**Problem:** Format every line of the entries below as a Markdown table with two columns, "No." for the row number and "Text" for the line, omitting blank lines.

**Task material:**
----
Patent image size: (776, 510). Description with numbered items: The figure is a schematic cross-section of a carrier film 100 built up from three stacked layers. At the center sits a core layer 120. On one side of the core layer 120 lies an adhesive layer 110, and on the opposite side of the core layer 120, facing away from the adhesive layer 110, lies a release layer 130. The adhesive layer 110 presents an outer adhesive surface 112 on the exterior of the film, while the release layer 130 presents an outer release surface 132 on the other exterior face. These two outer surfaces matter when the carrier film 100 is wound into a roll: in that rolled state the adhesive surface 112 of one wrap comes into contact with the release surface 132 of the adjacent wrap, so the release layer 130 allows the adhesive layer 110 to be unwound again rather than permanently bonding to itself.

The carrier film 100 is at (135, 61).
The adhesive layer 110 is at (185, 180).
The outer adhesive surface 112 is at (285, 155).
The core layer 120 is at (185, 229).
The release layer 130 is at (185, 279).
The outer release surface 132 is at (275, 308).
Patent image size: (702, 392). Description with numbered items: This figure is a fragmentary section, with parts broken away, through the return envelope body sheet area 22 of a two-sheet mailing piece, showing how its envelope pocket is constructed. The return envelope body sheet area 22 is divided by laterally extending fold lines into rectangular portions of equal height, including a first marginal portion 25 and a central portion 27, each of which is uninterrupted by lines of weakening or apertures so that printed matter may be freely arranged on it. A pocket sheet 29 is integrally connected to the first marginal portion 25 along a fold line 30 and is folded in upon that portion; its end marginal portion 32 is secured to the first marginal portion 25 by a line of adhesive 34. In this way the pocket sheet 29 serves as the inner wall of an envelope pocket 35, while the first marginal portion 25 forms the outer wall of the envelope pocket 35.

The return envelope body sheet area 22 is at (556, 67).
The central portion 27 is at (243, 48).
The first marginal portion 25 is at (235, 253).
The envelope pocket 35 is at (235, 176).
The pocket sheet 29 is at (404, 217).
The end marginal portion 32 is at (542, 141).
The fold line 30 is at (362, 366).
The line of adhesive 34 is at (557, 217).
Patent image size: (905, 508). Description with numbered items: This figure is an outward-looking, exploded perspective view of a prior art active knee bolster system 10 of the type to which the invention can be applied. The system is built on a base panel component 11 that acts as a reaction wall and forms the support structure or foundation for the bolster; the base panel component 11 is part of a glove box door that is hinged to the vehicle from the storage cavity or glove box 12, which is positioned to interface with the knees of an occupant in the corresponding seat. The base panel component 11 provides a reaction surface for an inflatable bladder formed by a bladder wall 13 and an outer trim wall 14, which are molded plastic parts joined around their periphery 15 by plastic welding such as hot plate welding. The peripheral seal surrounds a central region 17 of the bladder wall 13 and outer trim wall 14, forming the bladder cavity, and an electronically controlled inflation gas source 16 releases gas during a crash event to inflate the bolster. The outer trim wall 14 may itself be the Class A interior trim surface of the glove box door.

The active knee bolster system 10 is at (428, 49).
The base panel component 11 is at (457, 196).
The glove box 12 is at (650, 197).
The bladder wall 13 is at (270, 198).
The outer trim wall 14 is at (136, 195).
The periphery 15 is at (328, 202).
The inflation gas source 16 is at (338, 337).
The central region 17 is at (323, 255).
----
**Complete output:**
| No. | Text |
|---|---|
| 1 | Patent image size: (776, 510). Description with numbered items: The figure is a schematic cross-section of a carrier film 100 built up from three stacked layers. At the center sits a core layer 120. On one side of the core layer 120 lies an adhesive layer 110, and on the opposite side of the core layer 120, facing away from the adhesive layer 110, lies a release layer 130. The adhesive layer 110 presents an outer adhesive surface 112 on the exterior of the film, while the release layer 130 presents an outer release surface 132 on the other exterior face. These two outer surfaces matter when the carrier film 100 is wound into a roll: in that rolled state the adhesive surface 112 of one wrap comes into contact with the release surface 132 of the adjacent wrap, so the release layer 130 allows the adhesive layer 110 to be unwound again rather than permanently bonding to itself. |
| 2 | The carrier film 100 is at (135, 61). |
| 3 | The adhesive layer 110 is at (185, 180). |
| 4 | The outer adhesive surface 112 is at (285, 155). |
| 5 | The core layer 120 is at (185, 229). |
| 6 | The release layer 130 is at (185, 279). |
| 7 | The outer release surface 132 is at (275, 308). |
| 8 | Patent image size: (702, 392). Description with numbered items: This figure is a fragmentary section, with parts broken away, through the return envelope body sheet area 22 of a two-sheet mailing piece, showing how its envelope pocket is constructed. The return envelope body sheet area 22 is divided by laterally extending fold lines into rectangular portions of equal height, including a first marginal portion 25 and a central portion 27, each of which is uninterrupted by lines of weakening or apertures so that printed matter may be freely arranged on it. A pocket sheet 29 is integrally connected to the first marginal portion 25 along a fold line 30 and is folded in upon that portion; its end marginal portion 32 is secured to the first marginal portion 25 by a line of adhesive 34. In this way the pocket sheet 29 serves as the inner wall of an envelope pocket 35, while the first marginal portion 25 forms the outer wall of the envelope pocket 35. |
| 9 | The return envelope body sheet area 22 is at (556, 67). |
| 10 | The central portion 27 is at (243, 48). |
| 11 | The first marginal portion 25 is at (235, 253). |
| 12 | The envelope pocket 35 is at (235, 176). |
| 13 | The pocket sheet 29 is at (404, 217). |
| 14 | The end marginal portion 32 is at (542, 141). |
| 15 | The fold line 30 is at (362, 366). |
| 16 | The line of adhesive 34 is at (557, 217). |
| 17 | Patent image size: (905, 508). Description with numbered items: This figure is an outward-looking, exploded perspective view of a prior art active knee bolster system 10 of the type to which the invention can be applied. The system is built on a base panel component 11 that acts as a reaction wall and forms the support structure or foundation for the bolster; the base panel component 11 is part of a glove box door that is hinged to the vehicle from the storage cavity or glove box 12, which is positioned to interface with the knees of an occupant in the corresponding seat. The base panel component 11 provides a reaction surface for an inflatable bladder formed by a bladder wall 13 and an outer trim wall 14, which are molded plastic parts joined around their periphery 15 by plastic welding such as hot plate welding. The peripheral seal surrounds a central region 17 of the bladder wall 13 and outer trim wall 14, forming the bladder cavity, and an electronically controlled inflation gas source 16 releases gas during a crash event to inflate the bolster. The outer trim wall 14 may itself be the Class A interior trim surface of the glove box door. |
| 18 | The active knee bolster system 10 is at (428, 49). |
| 19 | The base panel component 11 is at (457, 196). |
| 20 | The glove box 12 is at (650, 197). |
| 21 | The bladder wall 13 is at (270, 198). |
| 22 | The outer trim wall 14 is at (136, 195). |
| 23 | The periphery 15 is at (328, 202). |
| 24 | The inflation gas source 16 is at (338, 337). |
| 25 | The central region 17 is at (323, 255). |